**Stated task:** Find how many lines contain "type" and state only that number.

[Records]

════════════════════

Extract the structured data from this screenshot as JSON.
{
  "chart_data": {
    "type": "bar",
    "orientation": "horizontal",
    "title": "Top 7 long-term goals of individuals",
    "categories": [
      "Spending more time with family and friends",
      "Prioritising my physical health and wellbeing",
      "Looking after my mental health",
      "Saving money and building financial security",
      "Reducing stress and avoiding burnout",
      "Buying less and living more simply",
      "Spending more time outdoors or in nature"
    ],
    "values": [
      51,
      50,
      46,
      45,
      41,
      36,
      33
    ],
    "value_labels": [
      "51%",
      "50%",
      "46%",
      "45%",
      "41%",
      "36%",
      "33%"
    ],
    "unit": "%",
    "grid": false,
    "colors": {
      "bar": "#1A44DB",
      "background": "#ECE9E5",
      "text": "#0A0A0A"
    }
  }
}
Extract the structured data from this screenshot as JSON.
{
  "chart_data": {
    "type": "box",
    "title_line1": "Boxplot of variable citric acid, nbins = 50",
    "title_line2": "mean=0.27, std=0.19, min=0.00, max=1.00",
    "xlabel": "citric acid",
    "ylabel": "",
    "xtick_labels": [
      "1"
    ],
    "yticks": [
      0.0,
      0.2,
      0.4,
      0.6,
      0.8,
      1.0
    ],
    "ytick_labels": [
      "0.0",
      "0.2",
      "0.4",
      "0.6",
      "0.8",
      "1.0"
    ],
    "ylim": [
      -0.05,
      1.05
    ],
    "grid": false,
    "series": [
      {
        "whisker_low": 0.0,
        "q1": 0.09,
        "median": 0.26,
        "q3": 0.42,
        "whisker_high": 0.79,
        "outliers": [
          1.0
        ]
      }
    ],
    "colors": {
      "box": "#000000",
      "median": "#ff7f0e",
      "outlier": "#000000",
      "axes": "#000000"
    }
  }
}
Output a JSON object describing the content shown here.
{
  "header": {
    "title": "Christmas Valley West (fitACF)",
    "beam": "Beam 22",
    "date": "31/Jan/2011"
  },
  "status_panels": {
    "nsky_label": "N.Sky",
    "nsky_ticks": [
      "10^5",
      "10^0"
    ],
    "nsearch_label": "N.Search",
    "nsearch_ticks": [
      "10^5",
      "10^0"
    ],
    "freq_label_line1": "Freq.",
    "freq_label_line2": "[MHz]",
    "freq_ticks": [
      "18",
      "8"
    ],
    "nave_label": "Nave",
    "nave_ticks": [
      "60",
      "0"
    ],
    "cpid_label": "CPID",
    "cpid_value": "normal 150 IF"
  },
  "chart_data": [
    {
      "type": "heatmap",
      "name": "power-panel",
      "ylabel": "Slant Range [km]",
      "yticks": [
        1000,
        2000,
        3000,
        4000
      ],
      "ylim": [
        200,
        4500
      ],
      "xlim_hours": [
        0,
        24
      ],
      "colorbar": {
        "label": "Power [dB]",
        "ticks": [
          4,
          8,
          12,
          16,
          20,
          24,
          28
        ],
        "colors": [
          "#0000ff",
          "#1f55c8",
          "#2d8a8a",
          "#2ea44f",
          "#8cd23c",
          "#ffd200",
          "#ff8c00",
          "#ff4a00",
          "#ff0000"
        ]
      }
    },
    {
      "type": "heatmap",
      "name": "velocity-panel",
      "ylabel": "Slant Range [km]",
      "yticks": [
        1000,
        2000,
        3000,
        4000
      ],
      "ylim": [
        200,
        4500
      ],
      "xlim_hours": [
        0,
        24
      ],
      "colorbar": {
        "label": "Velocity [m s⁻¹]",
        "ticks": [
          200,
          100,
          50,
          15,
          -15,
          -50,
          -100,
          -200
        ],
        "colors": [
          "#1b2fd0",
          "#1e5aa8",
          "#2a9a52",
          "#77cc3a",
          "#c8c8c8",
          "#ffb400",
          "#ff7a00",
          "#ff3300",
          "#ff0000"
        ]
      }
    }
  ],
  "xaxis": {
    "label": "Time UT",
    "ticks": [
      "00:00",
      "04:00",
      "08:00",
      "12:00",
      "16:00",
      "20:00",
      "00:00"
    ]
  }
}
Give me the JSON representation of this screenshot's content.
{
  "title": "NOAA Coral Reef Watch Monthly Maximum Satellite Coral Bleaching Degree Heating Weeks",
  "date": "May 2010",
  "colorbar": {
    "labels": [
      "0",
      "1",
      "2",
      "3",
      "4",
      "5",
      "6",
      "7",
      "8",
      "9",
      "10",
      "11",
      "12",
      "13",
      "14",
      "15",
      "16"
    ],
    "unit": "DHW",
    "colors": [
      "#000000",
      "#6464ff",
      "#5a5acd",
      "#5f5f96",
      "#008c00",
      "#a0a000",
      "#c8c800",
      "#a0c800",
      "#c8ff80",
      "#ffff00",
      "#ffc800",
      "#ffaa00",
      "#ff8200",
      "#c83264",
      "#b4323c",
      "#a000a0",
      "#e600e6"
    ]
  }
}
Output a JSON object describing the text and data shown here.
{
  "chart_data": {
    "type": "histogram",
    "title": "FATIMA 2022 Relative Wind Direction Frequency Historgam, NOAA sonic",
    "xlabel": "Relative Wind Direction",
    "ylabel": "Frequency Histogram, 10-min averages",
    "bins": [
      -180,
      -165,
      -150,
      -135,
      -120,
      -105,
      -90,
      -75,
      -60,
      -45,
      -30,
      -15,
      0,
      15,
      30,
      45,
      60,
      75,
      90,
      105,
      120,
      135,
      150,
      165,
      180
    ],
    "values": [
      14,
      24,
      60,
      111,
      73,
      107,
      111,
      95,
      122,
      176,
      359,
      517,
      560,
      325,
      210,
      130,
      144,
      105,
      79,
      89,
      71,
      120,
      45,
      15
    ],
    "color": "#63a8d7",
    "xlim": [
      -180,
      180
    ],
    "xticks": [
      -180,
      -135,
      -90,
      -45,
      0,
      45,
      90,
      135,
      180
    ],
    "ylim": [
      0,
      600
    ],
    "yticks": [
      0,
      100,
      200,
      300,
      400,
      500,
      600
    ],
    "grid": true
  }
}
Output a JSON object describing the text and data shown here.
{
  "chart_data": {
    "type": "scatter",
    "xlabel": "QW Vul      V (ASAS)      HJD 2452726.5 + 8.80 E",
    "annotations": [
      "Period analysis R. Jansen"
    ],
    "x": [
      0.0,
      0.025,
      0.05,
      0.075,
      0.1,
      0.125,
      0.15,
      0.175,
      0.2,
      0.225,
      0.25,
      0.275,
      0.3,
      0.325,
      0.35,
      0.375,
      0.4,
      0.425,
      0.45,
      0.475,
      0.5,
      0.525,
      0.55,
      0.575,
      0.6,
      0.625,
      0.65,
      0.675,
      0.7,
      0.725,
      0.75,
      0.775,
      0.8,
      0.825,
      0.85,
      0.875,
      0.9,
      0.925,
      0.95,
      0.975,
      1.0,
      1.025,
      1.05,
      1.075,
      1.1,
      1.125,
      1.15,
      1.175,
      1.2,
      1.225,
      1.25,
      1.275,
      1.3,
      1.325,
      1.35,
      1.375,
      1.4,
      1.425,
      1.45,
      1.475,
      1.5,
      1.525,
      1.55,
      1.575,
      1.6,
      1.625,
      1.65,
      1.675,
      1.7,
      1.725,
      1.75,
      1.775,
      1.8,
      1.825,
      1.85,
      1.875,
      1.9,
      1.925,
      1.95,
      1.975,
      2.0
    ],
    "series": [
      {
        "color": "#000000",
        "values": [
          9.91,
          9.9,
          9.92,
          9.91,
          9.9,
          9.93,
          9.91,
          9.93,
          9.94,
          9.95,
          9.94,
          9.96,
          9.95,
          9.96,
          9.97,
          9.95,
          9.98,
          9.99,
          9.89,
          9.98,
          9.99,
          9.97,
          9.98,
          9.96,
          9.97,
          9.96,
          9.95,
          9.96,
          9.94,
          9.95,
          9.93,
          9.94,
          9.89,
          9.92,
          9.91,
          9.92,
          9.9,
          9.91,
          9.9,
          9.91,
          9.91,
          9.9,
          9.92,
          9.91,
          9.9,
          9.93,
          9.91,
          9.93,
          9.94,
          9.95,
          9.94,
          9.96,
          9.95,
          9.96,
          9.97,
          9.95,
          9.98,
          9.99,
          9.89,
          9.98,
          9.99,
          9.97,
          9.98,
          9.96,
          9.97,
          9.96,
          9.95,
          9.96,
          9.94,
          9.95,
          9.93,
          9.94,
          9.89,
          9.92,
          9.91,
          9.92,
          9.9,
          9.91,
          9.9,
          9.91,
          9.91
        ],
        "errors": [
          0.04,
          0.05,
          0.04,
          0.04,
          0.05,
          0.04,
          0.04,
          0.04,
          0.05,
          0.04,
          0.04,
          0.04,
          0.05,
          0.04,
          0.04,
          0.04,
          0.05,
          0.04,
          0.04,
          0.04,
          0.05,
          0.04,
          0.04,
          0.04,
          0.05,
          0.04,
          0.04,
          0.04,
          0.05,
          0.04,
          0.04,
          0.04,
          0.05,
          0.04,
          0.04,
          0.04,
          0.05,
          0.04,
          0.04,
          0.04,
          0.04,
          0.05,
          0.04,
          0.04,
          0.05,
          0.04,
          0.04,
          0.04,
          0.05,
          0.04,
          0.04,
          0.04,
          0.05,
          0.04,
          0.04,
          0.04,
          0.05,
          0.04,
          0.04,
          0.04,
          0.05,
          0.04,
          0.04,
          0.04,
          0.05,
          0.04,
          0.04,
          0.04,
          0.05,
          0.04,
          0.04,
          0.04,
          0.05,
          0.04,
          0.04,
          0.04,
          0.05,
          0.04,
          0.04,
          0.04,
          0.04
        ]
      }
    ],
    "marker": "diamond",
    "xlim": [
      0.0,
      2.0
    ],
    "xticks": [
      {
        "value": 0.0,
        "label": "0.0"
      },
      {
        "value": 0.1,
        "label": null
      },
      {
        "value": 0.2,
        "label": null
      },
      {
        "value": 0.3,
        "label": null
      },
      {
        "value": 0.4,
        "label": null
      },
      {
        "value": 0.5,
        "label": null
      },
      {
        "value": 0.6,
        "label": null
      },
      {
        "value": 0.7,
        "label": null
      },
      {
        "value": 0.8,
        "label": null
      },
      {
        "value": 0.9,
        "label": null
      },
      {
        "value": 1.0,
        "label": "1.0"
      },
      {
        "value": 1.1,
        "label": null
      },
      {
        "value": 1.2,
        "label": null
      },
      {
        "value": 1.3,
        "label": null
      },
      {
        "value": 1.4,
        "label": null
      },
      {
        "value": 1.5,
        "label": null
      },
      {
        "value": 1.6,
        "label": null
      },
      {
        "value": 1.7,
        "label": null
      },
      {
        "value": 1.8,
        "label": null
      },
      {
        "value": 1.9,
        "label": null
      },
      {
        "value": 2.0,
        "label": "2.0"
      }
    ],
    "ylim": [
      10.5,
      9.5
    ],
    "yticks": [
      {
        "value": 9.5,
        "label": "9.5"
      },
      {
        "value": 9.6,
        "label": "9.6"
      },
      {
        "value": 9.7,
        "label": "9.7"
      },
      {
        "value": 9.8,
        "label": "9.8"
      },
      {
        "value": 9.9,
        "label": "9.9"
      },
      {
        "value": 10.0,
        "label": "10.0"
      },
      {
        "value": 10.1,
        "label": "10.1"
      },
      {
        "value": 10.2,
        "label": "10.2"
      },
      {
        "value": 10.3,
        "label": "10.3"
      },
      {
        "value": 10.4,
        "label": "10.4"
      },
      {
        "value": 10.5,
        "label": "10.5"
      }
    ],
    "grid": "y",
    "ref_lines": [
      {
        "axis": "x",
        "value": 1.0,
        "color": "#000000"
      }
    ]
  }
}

════════════════════

**Result for this exercise:** 6